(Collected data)

□ □ □ □ □ □ □

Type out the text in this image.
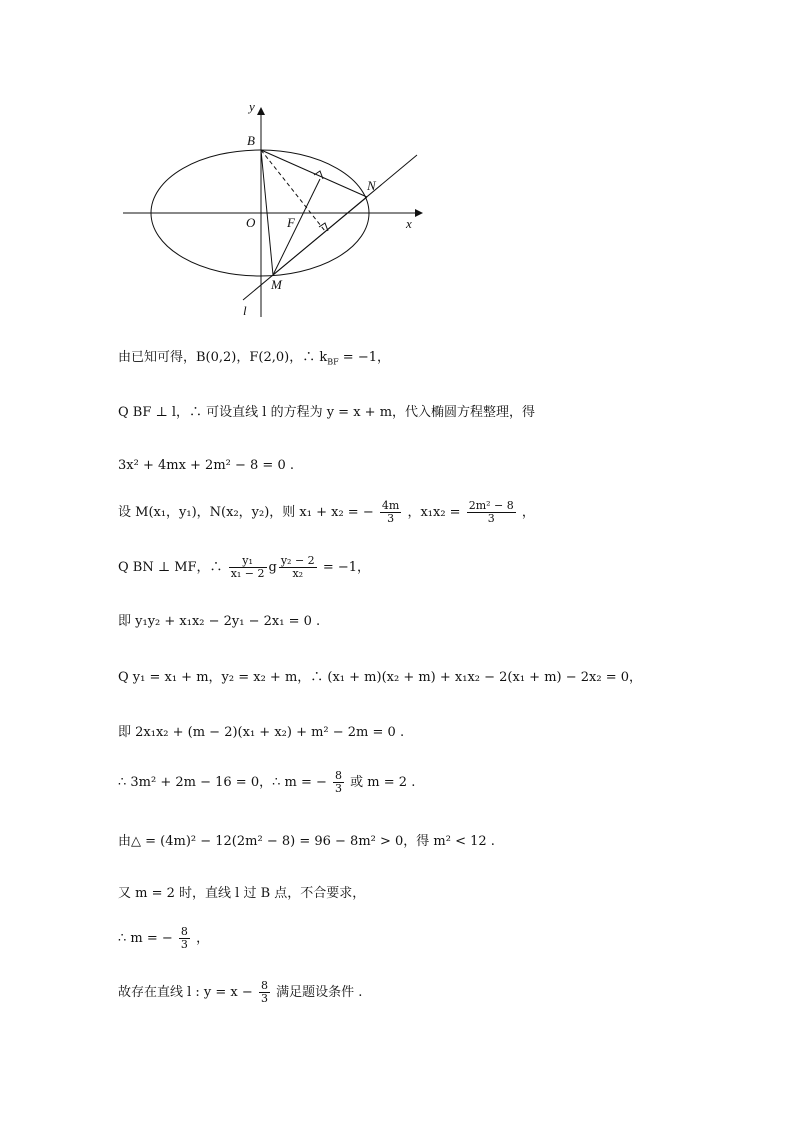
y
x
B
N
O F
M
l
由已知可得，B(0,2)，F(2,0)，∴ $k_{BF} = -1$，
Q BF ⊥ l，∴ 可设直线 l 的方程为 y = x + m，代入椭圆方程整理，得
3x² + 4mx + 2m² − 8 = 0 .
设 M(x₁，y₁)，N(x₂，y₂)，则 x₁ + x₂ = − $\frac{4m}{3}$ ，$x_1x_2 = \frac{\text{2m² − 8}}{3}$ ，
Q BN ⊥ MF，∴ $\frac{\text{y₁}}{\text{x₁ − 2}}$ g $\frac{\text{y₂ − 2}}{\text{x₂}} = -1$，
即 y₁y₂ + x₁x₂ − 2y₁ − 2x₁ = 0 .
Q y₁ = x₁ + m，y₂ = x₂ + m，∴ (x₁ + m)(x₂ + m) + x₁x₂ − 2(x₁ + m) − 2x₂ = 0，
即 2x₁x₂ + (m − 2)(x₁ + x₂) + m² − 2m = 0 .
∴ 3m² + 2m − 16 = 0，∴ m = − $\frac{8}{3}$ 或 m = 2 .
由△ = (4m)² − 12(2m² − 8) = 96 − 8m² > 0，得 m² < 12 .
又 m = 2 时，直线 l 过 B 点，不合要求，
∴ m = − $\frac{8}{3}$ ，
故存在直线 l : $y = x - \frac{8}{3}$ 满足题设条件 .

□ □ □ □ □ □ □

Problem to solve: Copy the records word for word, leaving no picture in the copy.

Worked solution:
Type out the text in this image.
y
x
B
N
O F
M
l
由已知可得，B(0,2)，F(2,0)，∴ $k_{BF} = -1$，
Q BF ⊥ l，∴ 可设直线 l 的方程为 y = x + m，代入椭圆方程整理，得
3x² + 4mx + 2m² − 8 = 0 .
设 M(x₁，y₁)，N(x₂，y₂)，则 x₁ + x₂ = − $\frac{4m}{3}$ ，$x_1x_2 = \frac{\text{2m² − 8}}{3}$ ，
Q BN ⊥ MF，∴ $\frac{\text{y₁}}{\text{x₁ − 2}}$ g $\frac{\text{y₂ − 2}}{\text{x₂}} = -1$，
即 y₁y₂ + x₁x₂ − 2y₁ − 2x₁ = 0 .
Q y₁ = x₁ + m，y₂ = x₂ + m，∴ (x₁ + m)(x₂ + m) + x₁x₂ − 2(x₁ + m) − 2x₂ = 0，
即 2x₁x₂ + (m − 2)(x₁ + x₂) + m² − 2m = 0 .
∴ 3m² + 2m − 16 = 0，∴ m = − $\frac{8}{3}$ 或 m = 2 .
由△ = (4m)² − 12(2m² − 8) = 96 − 8m² > 0，得 m² < 12 .
又 m = 2 时，直线 l 过 B 点，不合要求，
∴ m = − $\frac{8}{3}$ ，
故存在直线 l : $y = x - \frac{8}{3}$ 满足题设条件 .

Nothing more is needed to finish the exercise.